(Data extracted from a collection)
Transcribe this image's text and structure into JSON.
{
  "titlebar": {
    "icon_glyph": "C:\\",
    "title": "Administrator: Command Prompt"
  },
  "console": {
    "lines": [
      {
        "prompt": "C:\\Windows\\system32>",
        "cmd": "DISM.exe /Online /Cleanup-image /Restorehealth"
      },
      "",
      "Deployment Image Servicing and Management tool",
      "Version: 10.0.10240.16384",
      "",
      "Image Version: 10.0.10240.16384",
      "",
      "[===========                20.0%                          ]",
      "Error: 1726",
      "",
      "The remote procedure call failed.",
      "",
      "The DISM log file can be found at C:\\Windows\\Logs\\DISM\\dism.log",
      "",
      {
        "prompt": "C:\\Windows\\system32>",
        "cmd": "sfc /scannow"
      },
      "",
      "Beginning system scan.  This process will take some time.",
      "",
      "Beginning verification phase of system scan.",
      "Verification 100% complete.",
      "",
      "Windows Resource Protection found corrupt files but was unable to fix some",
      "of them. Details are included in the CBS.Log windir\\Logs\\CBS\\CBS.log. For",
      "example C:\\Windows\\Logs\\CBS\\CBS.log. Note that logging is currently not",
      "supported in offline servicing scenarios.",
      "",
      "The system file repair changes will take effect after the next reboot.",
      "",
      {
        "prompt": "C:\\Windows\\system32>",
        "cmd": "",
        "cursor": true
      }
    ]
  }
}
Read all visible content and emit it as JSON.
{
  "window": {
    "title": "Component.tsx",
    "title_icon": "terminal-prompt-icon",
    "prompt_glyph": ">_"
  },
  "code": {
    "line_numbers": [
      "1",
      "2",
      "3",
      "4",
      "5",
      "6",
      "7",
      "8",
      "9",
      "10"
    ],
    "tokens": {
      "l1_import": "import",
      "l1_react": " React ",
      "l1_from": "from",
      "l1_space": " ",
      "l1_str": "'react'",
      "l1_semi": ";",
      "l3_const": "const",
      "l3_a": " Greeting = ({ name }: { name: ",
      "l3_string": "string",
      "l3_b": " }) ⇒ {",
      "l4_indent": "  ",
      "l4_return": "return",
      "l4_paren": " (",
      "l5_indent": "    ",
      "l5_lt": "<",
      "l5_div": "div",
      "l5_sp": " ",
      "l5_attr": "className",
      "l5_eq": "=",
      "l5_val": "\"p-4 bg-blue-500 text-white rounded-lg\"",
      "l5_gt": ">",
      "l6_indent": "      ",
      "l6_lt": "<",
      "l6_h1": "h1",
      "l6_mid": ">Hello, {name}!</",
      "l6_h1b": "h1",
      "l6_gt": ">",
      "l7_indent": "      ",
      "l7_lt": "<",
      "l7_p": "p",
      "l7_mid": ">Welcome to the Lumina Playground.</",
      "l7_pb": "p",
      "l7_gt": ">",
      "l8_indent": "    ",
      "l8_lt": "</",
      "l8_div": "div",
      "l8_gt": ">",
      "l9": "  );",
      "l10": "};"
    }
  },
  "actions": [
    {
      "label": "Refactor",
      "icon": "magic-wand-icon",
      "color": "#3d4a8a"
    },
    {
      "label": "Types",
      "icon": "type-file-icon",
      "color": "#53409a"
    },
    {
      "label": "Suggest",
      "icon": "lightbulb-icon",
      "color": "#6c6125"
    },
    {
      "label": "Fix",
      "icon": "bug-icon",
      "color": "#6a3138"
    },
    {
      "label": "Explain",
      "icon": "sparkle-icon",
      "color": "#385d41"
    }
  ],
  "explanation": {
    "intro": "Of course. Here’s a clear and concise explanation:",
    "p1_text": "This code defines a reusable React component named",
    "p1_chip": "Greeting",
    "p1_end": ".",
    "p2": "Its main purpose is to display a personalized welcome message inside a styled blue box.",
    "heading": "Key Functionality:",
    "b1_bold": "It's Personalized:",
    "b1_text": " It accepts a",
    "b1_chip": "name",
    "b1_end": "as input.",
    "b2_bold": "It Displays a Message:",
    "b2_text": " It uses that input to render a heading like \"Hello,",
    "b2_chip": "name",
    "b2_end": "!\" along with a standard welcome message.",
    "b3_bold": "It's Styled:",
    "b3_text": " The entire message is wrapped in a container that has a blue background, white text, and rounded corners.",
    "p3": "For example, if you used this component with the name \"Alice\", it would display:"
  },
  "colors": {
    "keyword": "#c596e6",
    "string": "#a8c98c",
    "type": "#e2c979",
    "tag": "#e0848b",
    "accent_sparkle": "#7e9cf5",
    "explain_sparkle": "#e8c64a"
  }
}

◆ Task goal ◆
Every entry must be retyped in full, exactly as given.

◆ Completed task ◆
Transcribe this image's text and structure into JSON.
{
  "titlebar": {
    "icon_glyph": "C:\\",
    "title": "Administrator: Command Prompt"
  },
  "console": {
    "lines": [
      {
        "prompt": "C:\\Windows\\system32>",
        "cmd": "DISM.exe /Online /Cleanup-image /Restorehealth"
      },
      "",
      "Deployment Image Servicing and Management tool",
      "Version: 10.0.10240.16384",
      "",
      "Image Version: 10.0.10240.16384",
      "",
      "[===========                20.0%                          ]",
      "Error: 1726",
      "",
      "The remote procedure call failed.",
      "",
      "The DISM log file can be found at C:\\Windows\\Logs\\DISM\\dism.log",
      "",
      {
        "prompt": "C:\\Windows\\system32>",
        "cmd": "sfc /scannow"
      },
      "",
      "Beginning system scan.  This process will take some time.",
      "",
      "Beginning verification phase of system scan.",
      "Verification 100% complete.",
      "",
      "Windows Resource Protection found corrupt files but was unable to fix some",
      "of them. Details are included in the CBS.Log windir\\Logs\\CBS\\CBS.log. For",
      "example C:\\Windows\\Logs\\CBS\\CBS.log. Note that logging is currently not",
      "supported in offline servicing scenarios.",
      "",
      "The system file repair changes will take effect after the next reboot.",
      "",
      {
        "prompt": "C:\\Windows\\system32>",
        "cmd": "",
        "cursor": true
      }
    ]
  }
}
Read all visible content and emit it as JSON.
{
  "window": {
    "title": "Component.tsx",
    "title_icon": "terminal-prompt-icon",
    "prompt_glyph": ">_"
  },
  "code": {
    "line_numbers": [
      "1",
      "2",
      "3",
      "4",
      "5",
      "6",
      "7",
      "8",
      "9",
      "10"
    ],
    "tokens": {
      "l1_import": "import",
      "l1_react": " React ",
      "l1_from": "from",
      "l1_space": " ",
      "l1_str": "'react'",
      "l1_semi": ";",
      "l3_const": "const",
      "l3_a": " Greeting = ({ name }: { name: ",
      "l3_string": "string",
      "l3_b": " }) ⇒ {",
      "l4_indent": "  ",
      "l4_return": "return",
      "l4_paren": " (",
      "l5_indent": "    ",
      "l5_lt": "<",
      "l5_div": "div",
      "l5_sp": " ",
      "l5_attr": "className",
      "l5_eq": "=",
      "l5_val": "\"p-4 bg-blue-500 text-white rounded-lg\"",
      "l5_gt": ">",
      "l6_indent": "      ",
      "l6_lt": "<",
      "l6_h1": "h1",
      "l6_mid": ">Hello, {name}!</",
      "l6_h1b": "h1",
      "l6_gt": ">",
      "l7_indent": "      ",
      "l7_lt": "<",
      "l7_p": "p",
      "l7_mid": ">Welcome to the Lumina Playground.</",
      "l7_pb": "p",
      "l7_gt": ">",
      "l8_indent": "    ",
      "l8_lt": "</",
      "l8_div": "div",
      "l8_gt": ">",
      "l9": "  );",
      "l10": "};"
    }
  },
  "actions": [
    {
      "label": "Refactor",
      "icon": "magic-wand-icon",
      "color": "#3d4a8a"
    },
    {
      "label": "Types",
      "icon": "type-file-icon",
      "color": "#53409a"
    },
    {
      "label": "Suggest",
      "icon": "lightbulb-icon",
      "color": "#6c6125"
    },
    {
      "label": "Fix",
      "icon": "bug-icon",
      "color": "#6a3138"
    },
    {
      "label": "Explain",
      "icon": "sparkle-icon",
      "color": "#385d41"
    }
  ],
  "explanation": {
    "intro": "Of course. Here’s a clear and concise explanation:",
    "p1_text": "This code defines a reusable React component named",
    "p1_chip": "Greeting",
    "p1_end": ".",
    "p2": "Its main purpose is to display a personalized welcome message inside a styled blue box.",
    "heading": "Key Functionality:",
    "b1_bold": "It's Personalized:",
    "b1_text": " It accepts a",
    "b1_chip": "name",
    "b1_end": "as input.",
    "b2_bold": "It Displays a Message:",
    "b2_text": " It uses that input to render a heading like \"Hello,",
    "b2_chip": "name",
    "b2_end": "!\" along with a standard welcome message.",
    "b3_bold": "It's Styled:",
    "b3_text": " The entire message is wrapped in a container that has a blue background, white text, and rounded corners.",
    "p3": "For example, if you used this component with the name \"Alice\", it would display:"
  },
  "colors": {
    "keyword": "#c596e6",
    "string": "#a8c98c",
    "type": "#e2c979",
    "tag": "#e0848b",
    "accent_sparkle": "#7e9cf5",
    "explain_sparkle": "#e8c64a"
  }
}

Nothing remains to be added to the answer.